> _Directions_:
Copy each line of the material below that includes the string "Hillerød".

> _Source material_:
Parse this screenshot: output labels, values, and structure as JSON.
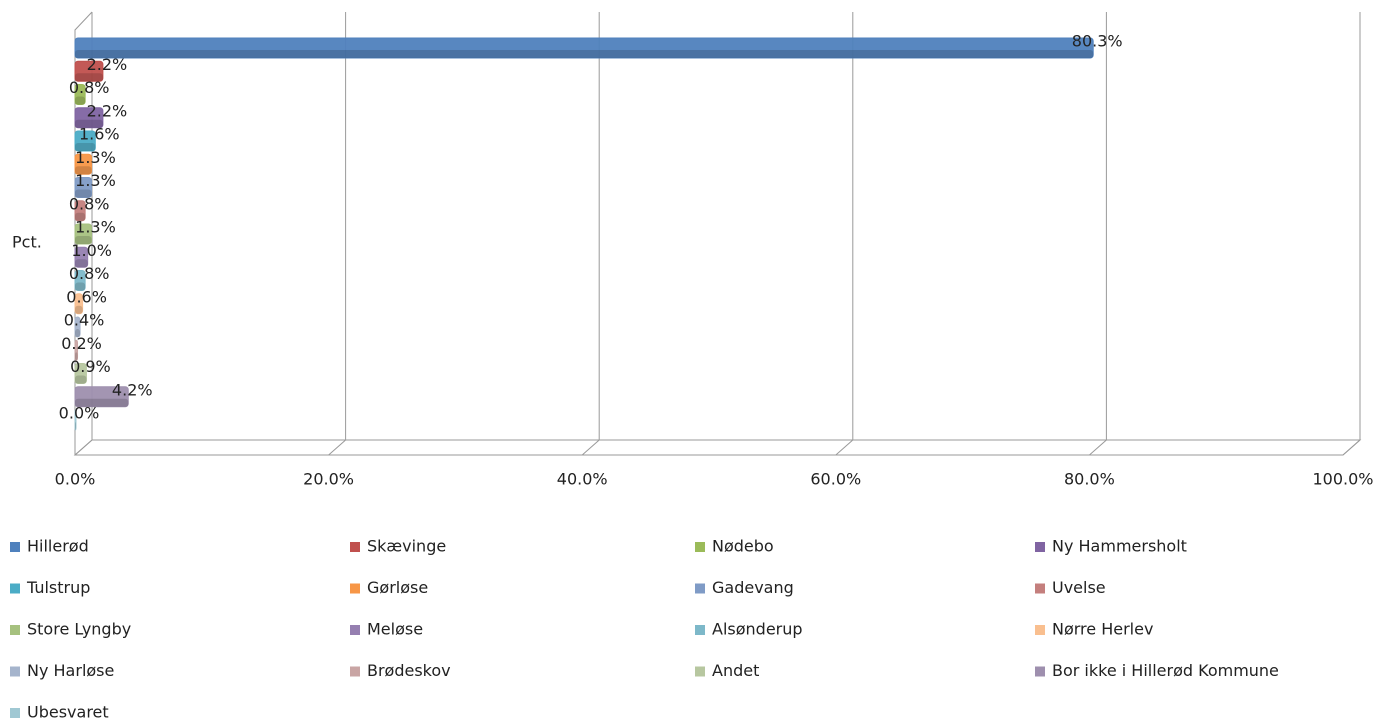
{
  "chart_data": {
    "type": "bar",
    "orientation": "horizontal",
    "categories": [
      "Pct."
    ],
    "series": [
      {
        "name": "Hillerød",
        "color": "#4F81BD",
        "values": [
          80.3
        ],
        "value_labels": [
          "80.3%"
        ]
      },
      {
        "name": "Skævinge",
        "color": "#C0504D",
        "values": [
          2.2
        ],
        "value_labels": [
          "2.2%"
        ]
      },
      {
        "name": "Nødebo",
        "color": "#9BBB59",
        "values": [
          0.8
        ],
        "value_labels": [
          "0.8%"
        ]
      },
      {
        "name": "Ny Hammersholt",
        "color": "#8064A2",
        "values": [
          2.2
        ],
        "value_labels": [
          "2.2%"
        ]
      },
      {
        "name": "Tulstrup",
        "color": "#4BACC6",
        "values": [
          1.6
        ],
        "value_labels": [
          "1.6%"
        ]
      },
      {
        "name": "Gørløse",
        "color": "#F79646",
        "values": [
          1.3
        ],
        "value_labels": [
          "1.3%"
        ]
      },
      {
        "name": "Gadevang",
        "color": "#7F9BC6",
        "values": [
          1.3
        ],
        "value_labels": [
          "1.3%"
        ]
      },
      {
        "name": "Uvelse",
        "color": "#C47F7D",
        "values": [
          0.8
        ],
        "value_labels": [
          "0.8%"
        ]
      },
      {
        "name": "Store Lyngby",
        "color": "#A6C17F",
        "values": [
          1.3
        ],
        "value_labels": [
          "1.3%"
        ]
      },
      {
        "name": "Meløse",
        "color": "#957FB0",
        "values": [
          1.0
        ],
        "value_labels": [
          "1.0%"
        ]
      },
      {
        "name": "Alsønderup",
        "color": "#7DB8C9",
        "values": [
          0.8
        ],
        "value_labels": [
          "0.8%"
        ]
      },
      {
        "name": "Nørre Herlev",
        "color": "#F9BF8F",
        "values": [
          0.6
        ],
        "value_labels": [
          "0.6%"
        ]
      },
      {
        "name": "Ny Harløse",
        "color": "#A5B4CC",
        "values": [
          0.4
        ],
        "value_labels": [
          "0.4%"
        ]
      },
      {
        "name": "Brødeskov",
        "color": "#C9A5A4",
        "values": [
          0.2
        ],
        "value_labels": [
          "0.2%"
        ]
      },
      {
        "name": "Andet",
        "color": "#B7C7A0",
        "values": [
          0.9
        ],
        "value_labels": [
          "0.9%"
        ]
      },
      {
        "name": "Bor ikke i Hillerød Kommune",
        "color": "#9E8FAE",
        "values": [
          4.2
        ],
        "value_labels": [
          "4.2%"
        ]
      },
      {
        "name": "Ubesvaret",
        "color": "#A0C8D3",
        "values": [
          0.0
        ],
        "value_labels": [
          "0.0%"
        ]
      }
    ],
    "xlim": [
      0,
      100
    ],
    "xticks": [
      {
        "value": 0,
        "label": "0.0%"
      },
      {
        "value": 20,
        "label": "20.0%"
      },
      {
        "value": 40,
        "label": "40.0%"
      },
      {
        "value": 60,
        "label": "60.0%"
      },
      {
        "value": 80,
        "label": "80.0%"
      },
      {
        "value": 100,
        "label": "100.0%"
      }
    ],
    "grid": true,
    "legend": "bottom"
  }
}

> _The result_:
        "name": "Hillerød",
        "name": "Bor ikke i Hillerød Kommune",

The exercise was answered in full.